PROBLEM REQUIREMENTS → Print the lines verbatim, from the first line down to and including the line that contains "page-title: 应用模版 <box>10 20 82 45</box>".
▬▬▬▬▬▬▬▬▬▬
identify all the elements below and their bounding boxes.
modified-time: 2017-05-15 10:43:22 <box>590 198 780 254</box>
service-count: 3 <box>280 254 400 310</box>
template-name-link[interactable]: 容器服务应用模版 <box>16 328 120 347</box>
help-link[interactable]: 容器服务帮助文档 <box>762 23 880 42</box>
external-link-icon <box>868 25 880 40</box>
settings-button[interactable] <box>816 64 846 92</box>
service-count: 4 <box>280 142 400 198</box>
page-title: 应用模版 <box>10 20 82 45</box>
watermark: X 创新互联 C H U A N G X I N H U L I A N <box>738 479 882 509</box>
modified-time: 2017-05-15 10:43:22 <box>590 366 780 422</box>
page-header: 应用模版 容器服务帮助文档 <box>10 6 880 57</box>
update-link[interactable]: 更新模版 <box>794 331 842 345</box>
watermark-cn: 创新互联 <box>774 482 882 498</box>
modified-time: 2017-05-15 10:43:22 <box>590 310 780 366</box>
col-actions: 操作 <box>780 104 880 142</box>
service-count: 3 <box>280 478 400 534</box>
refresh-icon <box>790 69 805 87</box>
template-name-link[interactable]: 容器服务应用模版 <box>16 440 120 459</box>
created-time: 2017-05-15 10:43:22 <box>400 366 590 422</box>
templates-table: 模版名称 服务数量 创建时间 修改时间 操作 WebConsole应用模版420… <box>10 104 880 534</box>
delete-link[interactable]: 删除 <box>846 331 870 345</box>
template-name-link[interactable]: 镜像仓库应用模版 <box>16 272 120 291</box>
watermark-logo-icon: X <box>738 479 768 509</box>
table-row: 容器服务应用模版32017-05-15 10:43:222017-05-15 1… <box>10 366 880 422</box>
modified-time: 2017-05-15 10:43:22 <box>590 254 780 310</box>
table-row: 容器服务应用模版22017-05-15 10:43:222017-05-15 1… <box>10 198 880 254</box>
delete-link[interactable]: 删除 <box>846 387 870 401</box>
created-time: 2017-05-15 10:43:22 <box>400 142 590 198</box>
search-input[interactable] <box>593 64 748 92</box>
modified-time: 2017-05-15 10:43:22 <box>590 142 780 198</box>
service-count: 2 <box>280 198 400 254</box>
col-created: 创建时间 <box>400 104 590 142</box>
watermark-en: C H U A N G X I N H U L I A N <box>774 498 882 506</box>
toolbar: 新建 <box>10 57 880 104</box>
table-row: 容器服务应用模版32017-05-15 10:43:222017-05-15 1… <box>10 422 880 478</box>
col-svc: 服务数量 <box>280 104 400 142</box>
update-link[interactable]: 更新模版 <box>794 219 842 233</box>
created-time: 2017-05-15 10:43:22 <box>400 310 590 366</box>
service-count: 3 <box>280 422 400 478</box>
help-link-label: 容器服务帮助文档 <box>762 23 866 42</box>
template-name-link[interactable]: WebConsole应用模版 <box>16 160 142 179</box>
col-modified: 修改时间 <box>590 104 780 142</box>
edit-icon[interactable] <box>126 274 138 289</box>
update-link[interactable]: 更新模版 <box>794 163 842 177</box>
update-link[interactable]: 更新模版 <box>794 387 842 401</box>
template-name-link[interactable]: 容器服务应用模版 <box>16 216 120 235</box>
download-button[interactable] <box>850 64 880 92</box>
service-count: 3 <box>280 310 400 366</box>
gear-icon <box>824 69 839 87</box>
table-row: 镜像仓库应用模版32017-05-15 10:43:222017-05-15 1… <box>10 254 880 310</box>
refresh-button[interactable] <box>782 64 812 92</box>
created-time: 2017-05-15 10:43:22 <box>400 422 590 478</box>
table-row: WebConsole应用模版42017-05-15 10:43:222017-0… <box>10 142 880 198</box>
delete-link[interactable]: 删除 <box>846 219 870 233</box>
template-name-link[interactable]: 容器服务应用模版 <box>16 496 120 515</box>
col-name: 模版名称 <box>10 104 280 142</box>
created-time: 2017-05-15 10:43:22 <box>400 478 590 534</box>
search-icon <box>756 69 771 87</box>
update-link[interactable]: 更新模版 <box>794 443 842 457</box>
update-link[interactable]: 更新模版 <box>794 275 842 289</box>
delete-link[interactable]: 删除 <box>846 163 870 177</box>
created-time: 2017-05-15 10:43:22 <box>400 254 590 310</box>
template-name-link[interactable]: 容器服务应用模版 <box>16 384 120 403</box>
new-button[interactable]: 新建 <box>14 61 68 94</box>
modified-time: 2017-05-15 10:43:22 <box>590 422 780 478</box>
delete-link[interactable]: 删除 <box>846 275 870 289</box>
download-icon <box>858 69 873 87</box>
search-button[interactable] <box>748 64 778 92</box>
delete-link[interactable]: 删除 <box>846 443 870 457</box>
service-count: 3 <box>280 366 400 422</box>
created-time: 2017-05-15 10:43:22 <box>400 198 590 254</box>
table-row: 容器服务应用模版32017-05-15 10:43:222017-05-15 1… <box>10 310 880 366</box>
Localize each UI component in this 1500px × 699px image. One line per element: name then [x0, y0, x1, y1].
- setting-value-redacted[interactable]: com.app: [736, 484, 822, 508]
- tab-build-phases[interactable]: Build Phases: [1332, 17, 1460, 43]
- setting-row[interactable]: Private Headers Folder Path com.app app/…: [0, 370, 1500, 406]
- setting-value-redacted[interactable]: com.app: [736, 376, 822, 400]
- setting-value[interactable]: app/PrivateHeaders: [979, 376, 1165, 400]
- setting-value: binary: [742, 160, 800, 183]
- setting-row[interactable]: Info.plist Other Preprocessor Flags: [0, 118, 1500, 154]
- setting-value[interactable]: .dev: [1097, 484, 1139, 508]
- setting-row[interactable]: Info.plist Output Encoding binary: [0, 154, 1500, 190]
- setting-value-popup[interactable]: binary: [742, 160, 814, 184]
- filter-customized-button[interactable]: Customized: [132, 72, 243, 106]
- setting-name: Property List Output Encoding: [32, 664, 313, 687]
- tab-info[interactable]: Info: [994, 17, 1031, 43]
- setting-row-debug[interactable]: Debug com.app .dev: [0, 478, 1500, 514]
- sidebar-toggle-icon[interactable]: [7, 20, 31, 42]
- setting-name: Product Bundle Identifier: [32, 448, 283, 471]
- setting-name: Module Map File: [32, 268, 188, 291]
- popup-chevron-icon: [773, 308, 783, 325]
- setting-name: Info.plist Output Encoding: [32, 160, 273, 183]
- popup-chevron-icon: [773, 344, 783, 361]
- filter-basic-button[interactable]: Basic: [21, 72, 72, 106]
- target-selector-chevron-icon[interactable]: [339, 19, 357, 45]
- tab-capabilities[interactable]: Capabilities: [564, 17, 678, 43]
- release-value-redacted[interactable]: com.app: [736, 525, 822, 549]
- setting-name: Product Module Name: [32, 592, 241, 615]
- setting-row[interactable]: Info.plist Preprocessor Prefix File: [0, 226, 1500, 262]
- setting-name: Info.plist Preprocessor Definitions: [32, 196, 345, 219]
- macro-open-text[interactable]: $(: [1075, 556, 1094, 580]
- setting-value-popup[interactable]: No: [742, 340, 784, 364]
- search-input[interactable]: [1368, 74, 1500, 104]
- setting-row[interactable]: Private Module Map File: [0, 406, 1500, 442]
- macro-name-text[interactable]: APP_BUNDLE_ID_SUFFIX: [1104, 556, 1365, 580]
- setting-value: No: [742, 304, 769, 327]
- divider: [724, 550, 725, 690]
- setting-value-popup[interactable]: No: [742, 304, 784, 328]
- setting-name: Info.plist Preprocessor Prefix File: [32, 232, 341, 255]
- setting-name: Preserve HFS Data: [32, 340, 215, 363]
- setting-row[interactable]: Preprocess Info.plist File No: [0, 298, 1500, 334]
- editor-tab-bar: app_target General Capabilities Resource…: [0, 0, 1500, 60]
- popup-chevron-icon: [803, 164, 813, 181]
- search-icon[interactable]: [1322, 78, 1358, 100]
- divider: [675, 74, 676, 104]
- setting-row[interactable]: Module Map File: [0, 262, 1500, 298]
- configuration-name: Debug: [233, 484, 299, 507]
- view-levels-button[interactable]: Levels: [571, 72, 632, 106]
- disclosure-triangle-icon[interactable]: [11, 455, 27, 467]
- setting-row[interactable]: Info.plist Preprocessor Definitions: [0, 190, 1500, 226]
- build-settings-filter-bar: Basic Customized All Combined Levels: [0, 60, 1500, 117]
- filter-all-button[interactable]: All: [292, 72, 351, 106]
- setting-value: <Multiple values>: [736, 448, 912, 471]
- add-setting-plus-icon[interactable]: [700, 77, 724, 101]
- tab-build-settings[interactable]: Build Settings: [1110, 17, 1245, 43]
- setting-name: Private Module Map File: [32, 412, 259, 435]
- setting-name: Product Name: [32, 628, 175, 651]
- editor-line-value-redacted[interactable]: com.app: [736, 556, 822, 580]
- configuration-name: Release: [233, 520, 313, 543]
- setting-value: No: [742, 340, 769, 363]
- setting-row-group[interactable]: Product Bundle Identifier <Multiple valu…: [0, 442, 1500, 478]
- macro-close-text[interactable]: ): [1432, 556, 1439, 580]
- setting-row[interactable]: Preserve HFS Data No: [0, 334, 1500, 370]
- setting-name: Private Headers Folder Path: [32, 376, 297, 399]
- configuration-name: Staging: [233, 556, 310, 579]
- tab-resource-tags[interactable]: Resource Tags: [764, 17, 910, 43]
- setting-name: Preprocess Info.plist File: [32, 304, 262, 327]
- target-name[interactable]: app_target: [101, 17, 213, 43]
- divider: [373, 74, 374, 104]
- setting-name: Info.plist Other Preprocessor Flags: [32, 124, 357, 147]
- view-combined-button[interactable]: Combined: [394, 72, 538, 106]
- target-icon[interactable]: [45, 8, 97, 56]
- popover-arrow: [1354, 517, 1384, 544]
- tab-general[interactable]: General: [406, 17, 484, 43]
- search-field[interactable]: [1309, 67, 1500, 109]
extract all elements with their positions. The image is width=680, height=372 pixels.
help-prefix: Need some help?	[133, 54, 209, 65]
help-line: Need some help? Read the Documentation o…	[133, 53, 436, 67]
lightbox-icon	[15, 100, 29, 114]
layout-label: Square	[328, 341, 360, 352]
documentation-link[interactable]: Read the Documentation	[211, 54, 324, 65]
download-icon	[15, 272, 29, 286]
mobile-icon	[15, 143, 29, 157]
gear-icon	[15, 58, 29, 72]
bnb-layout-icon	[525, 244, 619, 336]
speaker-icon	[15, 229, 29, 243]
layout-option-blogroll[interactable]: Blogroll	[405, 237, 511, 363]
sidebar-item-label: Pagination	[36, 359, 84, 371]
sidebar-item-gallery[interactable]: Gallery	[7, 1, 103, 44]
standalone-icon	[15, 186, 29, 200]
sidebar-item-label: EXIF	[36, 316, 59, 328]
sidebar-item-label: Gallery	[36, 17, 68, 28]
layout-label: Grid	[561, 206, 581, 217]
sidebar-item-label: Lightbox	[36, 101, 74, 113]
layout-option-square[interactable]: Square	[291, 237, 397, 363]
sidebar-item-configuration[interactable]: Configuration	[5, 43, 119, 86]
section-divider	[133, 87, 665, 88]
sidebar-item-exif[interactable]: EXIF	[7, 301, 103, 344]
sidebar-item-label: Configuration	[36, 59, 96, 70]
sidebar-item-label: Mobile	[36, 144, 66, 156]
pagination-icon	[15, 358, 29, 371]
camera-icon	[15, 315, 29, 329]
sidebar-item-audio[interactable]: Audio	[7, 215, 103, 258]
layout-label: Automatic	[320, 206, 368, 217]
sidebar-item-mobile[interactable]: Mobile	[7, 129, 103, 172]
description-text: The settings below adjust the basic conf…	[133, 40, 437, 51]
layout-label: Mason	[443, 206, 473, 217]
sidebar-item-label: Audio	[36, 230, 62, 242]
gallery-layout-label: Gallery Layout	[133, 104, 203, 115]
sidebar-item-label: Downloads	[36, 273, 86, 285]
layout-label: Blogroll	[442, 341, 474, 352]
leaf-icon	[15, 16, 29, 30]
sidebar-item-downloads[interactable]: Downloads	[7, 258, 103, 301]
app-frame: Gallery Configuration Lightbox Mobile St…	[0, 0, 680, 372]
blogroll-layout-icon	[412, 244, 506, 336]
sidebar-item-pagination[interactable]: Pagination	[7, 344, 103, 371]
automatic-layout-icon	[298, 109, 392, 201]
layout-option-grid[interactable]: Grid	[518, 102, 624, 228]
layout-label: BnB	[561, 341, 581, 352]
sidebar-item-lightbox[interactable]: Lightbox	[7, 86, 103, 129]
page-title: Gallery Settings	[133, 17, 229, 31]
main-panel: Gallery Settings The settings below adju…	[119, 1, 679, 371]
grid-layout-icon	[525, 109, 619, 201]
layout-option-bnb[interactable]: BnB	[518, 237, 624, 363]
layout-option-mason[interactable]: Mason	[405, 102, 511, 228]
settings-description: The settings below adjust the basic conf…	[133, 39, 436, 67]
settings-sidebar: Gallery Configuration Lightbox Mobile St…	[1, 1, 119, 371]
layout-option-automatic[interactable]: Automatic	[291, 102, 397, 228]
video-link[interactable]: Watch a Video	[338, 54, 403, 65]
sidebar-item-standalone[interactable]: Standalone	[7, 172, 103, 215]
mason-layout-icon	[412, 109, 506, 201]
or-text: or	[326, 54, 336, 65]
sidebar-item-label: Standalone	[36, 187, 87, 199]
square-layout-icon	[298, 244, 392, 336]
▬▬▬▬▬▬▬▬▬▬
ANSWER →
identify all the elements below and their bounding boxes.
modified-time: 2017-05-15 10:43:22 <box>590 198 780 254</box>
service-count: 3 <box>280 254 400 310</box>
template-name-link[interactable]: 容器服务应用模版 <box>16 328 120 347</box>
help-link[interactable]: 容器服务帮助文档 <box>762 23 880 42</box>
external-link-icon <box>868 25 880 40</box>
settings-button[interactable] <box>816 64 846 92</box>
service-count: 4 <box>280 142 400 198</box>
page-title: 应用模版 <box>10 20 82 45</box>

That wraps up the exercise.